From the listing below, keep only the lines that contain the string "PUBLISHER" and copy each of them. Treat uppercase and lowercase letters as different.

[Start of Material for the task]

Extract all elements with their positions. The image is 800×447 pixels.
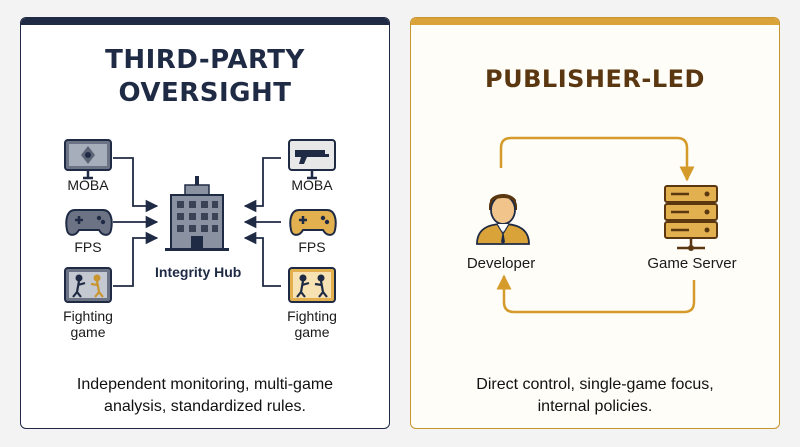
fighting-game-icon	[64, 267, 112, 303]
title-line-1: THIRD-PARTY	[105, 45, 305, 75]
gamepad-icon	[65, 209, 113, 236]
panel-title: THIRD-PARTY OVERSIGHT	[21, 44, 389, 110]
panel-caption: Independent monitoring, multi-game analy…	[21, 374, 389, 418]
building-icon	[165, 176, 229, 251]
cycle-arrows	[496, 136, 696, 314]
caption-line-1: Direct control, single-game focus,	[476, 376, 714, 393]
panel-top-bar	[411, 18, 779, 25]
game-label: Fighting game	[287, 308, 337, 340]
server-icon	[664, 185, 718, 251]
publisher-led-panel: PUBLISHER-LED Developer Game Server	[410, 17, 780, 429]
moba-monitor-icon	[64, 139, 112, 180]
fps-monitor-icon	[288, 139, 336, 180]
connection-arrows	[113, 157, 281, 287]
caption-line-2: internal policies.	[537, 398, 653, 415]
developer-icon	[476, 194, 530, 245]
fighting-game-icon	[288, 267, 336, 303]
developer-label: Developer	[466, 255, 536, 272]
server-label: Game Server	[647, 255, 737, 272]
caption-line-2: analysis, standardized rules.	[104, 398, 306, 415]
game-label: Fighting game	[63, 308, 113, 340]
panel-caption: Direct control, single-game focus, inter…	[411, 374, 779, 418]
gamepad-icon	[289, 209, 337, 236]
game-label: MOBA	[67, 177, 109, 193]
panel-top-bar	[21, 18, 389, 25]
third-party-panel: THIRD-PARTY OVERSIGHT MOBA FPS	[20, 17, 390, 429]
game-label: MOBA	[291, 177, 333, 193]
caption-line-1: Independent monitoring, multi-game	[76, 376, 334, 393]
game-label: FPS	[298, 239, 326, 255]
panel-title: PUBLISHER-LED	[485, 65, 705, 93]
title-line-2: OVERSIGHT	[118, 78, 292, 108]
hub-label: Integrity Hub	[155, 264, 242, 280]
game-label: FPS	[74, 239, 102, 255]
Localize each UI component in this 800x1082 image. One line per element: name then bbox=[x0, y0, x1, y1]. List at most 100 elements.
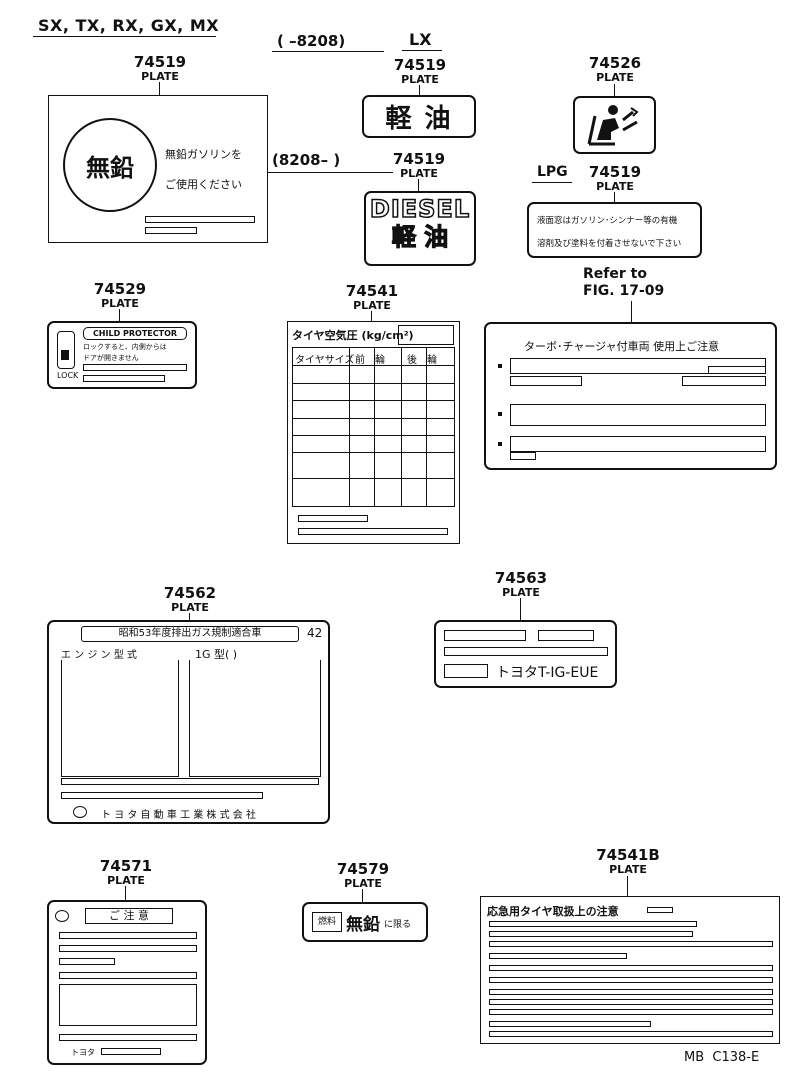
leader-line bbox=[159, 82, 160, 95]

[End of Material for the task]

The response:
publisher-led-panel: PUBLISHER-LED Developer Game Server	[410, 17, 780, 429]
panel-title: PUBLISHER-LED	[485, 65, 705, 93]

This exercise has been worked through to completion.